### The exercise
Single out the lines of the material that contain "Index" and copy them.

### Data lines
================================
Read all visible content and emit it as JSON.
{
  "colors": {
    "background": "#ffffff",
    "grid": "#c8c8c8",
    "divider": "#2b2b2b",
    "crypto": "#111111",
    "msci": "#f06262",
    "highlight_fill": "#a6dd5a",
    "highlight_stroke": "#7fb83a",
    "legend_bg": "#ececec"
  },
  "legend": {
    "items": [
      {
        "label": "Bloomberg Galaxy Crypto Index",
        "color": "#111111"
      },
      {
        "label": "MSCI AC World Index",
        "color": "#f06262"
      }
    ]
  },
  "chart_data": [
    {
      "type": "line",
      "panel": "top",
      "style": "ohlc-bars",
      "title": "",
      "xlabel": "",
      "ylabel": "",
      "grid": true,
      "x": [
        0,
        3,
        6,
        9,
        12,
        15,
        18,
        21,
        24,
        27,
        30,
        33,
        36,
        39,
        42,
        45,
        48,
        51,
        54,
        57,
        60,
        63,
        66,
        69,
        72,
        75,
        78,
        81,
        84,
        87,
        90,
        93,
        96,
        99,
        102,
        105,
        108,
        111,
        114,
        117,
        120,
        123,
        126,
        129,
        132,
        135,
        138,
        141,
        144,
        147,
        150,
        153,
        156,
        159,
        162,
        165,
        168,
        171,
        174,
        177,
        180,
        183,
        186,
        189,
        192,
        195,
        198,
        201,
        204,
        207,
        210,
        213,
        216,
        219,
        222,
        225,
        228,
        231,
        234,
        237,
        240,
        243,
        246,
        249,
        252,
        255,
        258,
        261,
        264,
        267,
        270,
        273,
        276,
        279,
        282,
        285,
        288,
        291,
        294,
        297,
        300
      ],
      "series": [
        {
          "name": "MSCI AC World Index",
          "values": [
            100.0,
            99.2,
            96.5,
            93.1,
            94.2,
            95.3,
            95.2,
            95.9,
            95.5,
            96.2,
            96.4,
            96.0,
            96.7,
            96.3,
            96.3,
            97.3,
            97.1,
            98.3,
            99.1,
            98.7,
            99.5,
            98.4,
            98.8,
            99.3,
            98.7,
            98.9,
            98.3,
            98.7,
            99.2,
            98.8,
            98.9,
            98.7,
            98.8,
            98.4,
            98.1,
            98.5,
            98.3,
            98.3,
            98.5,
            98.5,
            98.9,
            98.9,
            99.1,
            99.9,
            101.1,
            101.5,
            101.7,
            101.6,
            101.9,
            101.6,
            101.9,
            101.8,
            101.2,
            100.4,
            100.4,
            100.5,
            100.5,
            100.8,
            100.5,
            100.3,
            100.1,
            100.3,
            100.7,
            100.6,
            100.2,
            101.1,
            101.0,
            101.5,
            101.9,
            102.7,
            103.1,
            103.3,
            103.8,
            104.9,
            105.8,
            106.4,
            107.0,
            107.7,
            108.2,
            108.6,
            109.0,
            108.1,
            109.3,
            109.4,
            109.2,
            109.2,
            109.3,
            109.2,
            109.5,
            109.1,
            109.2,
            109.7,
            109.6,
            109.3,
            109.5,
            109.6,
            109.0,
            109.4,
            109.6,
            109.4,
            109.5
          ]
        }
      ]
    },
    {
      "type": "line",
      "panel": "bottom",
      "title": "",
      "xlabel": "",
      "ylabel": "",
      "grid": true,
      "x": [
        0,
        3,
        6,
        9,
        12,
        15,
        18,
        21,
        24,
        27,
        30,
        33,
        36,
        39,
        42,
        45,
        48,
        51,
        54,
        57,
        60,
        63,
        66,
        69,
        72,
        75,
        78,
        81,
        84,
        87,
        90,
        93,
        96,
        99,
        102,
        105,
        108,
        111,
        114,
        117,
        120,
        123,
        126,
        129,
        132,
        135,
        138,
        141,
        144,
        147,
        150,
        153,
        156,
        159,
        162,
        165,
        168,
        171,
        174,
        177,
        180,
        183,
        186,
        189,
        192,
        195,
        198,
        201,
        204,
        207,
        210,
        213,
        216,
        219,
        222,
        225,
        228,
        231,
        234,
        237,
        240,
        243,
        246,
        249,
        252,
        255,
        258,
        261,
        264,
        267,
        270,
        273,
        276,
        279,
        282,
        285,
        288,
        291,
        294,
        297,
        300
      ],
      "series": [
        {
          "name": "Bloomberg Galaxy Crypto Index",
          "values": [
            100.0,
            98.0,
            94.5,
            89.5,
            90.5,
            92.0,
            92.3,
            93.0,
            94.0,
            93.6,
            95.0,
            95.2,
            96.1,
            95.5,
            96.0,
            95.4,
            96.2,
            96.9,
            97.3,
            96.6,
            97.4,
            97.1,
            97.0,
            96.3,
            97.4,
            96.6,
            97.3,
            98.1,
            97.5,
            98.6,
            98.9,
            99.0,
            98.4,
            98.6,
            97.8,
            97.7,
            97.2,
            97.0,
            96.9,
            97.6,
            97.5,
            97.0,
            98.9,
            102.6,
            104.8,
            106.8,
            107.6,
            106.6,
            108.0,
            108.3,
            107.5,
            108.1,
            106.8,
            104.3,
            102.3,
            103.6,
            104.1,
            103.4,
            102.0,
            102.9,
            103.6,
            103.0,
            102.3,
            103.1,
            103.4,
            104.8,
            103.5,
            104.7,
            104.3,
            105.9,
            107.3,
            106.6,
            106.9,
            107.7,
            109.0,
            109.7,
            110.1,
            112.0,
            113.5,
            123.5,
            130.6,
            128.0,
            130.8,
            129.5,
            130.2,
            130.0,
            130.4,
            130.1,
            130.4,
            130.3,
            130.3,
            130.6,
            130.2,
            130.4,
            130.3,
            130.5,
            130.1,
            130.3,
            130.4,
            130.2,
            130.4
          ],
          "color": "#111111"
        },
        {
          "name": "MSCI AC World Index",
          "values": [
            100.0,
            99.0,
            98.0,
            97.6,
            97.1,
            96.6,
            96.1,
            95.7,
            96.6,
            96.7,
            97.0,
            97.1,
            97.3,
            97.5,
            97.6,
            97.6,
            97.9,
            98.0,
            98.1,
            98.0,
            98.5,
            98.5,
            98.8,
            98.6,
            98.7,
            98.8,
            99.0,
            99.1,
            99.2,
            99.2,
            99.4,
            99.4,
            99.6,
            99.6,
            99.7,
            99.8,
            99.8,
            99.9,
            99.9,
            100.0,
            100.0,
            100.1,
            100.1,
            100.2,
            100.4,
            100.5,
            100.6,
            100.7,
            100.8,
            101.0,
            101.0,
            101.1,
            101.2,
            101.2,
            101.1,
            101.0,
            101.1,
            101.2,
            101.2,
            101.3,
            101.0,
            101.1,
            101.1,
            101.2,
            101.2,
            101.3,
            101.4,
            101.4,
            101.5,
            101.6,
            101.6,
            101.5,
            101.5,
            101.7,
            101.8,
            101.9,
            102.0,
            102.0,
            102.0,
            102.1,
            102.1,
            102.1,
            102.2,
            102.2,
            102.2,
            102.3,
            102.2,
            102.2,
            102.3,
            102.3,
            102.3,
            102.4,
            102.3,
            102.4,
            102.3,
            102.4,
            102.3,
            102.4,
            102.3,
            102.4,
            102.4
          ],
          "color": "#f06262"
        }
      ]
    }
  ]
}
================================
### Exercise output
        "label": "Bloomberg Galaxy Crypto Index",
        "label": "MSCI AC World Index",
          "name": "MSCI AC World Index",
          "name": "Bloomberg Galaxy Crypto Index",
          "name": "MSCI AC World Index",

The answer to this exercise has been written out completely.